*SHORT TASK:* Determine which lines contain the word "listen", then copy those lines.

(Dataset items)

==========

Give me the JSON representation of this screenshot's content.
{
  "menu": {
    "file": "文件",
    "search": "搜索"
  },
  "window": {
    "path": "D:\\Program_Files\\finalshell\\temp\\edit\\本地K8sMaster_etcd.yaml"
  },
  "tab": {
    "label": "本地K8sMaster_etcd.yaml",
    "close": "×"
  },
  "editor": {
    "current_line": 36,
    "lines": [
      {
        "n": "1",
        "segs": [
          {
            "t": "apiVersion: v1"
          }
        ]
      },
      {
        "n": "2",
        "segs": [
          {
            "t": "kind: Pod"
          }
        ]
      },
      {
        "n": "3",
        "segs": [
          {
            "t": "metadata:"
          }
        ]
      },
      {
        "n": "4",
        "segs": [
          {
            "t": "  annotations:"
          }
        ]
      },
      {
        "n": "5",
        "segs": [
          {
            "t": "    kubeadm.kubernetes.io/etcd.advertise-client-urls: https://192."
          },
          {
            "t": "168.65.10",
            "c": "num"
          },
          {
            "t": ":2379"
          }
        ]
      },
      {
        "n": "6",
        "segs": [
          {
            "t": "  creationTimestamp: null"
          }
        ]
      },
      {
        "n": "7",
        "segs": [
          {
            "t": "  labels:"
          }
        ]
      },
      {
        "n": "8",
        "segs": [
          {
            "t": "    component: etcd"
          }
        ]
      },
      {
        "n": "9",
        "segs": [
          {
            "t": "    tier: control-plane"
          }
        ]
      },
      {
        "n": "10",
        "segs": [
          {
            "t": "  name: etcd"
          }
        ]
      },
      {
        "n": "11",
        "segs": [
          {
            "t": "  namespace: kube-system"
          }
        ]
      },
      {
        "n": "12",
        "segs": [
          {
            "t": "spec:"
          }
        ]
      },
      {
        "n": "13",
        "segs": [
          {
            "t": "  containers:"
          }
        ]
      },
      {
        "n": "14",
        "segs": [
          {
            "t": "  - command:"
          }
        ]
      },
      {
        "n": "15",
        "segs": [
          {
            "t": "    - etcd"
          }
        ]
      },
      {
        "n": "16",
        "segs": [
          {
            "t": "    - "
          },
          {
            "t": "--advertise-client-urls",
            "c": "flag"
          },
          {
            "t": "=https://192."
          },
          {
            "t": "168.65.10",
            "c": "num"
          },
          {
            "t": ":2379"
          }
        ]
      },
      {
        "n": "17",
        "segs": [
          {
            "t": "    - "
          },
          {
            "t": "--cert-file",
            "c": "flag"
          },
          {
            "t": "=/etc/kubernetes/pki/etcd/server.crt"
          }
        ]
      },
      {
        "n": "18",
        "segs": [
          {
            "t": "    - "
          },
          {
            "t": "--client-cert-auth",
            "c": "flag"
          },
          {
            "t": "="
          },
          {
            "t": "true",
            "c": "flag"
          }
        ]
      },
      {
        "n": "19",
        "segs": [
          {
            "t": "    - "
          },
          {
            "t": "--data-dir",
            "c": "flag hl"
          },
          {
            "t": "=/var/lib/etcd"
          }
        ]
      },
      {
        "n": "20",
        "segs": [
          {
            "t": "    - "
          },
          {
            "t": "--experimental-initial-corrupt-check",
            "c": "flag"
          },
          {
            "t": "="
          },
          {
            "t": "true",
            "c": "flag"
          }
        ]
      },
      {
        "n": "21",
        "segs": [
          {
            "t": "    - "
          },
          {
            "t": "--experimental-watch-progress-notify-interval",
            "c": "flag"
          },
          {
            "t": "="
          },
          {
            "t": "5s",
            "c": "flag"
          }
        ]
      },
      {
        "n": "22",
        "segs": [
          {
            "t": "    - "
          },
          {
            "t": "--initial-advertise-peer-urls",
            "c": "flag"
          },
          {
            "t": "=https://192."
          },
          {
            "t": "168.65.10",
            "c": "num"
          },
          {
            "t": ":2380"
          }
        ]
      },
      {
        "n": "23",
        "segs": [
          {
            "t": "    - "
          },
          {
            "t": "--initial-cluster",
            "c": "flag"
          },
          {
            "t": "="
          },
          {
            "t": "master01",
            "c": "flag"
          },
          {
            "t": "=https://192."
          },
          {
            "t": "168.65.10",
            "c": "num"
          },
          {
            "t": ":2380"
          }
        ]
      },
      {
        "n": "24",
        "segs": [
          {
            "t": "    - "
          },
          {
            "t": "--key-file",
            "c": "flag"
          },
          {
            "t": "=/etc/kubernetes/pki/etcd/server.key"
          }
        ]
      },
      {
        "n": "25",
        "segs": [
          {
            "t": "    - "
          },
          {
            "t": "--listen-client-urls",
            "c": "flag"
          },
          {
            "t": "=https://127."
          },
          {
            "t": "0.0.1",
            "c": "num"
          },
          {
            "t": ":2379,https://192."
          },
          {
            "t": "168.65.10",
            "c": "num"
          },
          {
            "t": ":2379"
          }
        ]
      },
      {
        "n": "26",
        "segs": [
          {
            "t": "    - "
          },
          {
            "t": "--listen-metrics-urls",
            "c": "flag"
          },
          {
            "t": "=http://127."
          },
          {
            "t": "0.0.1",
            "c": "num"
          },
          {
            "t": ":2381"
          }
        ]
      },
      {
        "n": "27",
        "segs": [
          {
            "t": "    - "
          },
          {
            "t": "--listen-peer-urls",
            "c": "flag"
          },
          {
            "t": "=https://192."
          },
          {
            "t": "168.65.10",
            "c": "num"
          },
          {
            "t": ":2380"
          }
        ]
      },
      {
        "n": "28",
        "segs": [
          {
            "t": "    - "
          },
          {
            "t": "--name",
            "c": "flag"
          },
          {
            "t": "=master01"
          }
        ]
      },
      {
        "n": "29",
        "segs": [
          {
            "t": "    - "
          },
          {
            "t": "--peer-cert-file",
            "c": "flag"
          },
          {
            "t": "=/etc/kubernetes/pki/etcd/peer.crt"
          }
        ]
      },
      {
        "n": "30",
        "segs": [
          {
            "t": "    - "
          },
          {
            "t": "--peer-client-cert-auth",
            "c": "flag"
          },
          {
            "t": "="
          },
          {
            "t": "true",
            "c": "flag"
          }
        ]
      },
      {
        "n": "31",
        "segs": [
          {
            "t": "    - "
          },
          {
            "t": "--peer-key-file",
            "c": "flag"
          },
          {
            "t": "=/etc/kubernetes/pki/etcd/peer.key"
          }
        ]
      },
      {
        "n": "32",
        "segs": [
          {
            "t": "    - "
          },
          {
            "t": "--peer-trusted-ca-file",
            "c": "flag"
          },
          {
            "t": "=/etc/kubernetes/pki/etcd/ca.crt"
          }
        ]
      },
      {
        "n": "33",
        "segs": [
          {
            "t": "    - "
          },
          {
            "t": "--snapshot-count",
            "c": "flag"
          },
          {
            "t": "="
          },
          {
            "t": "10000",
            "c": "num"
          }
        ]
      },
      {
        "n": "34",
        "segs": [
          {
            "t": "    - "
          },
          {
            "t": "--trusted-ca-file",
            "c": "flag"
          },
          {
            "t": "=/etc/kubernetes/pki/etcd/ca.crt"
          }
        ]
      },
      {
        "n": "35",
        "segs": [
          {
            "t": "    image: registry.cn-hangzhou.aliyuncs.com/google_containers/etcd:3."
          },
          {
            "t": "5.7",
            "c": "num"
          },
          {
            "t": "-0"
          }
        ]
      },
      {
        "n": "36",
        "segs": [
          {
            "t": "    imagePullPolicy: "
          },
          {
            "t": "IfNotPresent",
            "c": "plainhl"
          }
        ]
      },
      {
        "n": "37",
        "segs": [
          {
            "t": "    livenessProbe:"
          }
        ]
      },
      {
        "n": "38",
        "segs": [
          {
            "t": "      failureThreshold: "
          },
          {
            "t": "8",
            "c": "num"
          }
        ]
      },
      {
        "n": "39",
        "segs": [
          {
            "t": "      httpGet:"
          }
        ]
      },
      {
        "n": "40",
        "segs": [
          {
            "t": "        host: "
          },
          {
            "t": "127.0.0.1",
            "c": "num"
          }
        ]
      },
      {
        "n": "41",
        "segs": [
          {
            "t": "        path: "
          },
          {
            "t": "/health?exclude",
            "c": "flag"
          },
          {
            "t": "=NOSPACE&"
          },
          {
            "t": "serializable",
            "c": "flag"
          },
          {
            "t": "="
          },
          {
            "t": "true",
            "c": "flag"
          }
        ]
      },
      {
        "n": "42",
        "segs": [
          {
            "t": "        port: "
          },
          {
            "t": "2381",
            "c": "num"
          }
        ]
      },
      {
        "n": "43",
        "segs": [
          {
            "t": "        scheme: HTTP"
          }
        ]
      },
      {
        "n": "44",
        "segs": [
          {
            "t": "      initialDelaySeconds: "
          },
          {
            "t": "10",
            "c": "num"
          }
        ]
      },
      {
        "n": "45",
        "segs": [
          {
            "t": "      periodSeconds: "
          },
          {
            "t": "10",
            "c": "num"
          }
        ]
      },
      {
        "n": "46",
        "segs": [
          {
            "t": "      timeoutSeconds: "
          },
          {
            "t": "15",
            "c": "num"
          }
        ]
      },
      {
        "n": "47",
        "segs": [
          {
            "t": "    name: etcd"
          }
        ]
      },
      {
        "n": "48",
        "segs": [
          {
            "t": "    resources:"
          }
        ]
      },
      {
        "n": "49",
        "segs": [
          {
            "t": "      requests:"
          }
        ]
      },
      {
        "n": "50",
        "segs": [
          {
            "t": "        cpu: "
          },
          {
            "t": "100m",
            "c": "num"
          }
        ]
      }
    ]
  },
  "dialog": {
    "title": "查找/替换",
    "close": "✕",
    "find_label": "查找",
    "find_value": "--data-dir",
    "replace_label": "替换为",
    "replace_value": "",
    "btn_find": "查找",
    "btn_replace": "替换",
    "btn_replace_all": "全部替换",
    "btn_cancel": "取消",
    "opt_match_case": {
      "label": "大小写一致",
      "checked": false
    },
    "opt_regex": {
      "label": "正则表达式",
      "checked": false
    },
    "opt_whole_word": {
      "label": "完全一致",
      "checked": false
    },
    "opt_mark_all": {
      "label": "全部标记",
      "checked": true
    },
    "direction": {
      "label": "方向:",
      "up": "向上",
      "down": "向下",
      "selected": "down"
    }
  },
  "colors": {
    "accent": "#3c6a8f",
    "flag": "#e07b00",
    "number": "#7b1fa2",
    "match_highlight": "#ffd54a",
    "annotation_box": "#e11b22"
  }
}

==========

*ANSWER IN FULL:*
            "t": "--listen-client-urls",
            "t": "--listen-metrics-urls",
            "t": "--listen-peer-urls",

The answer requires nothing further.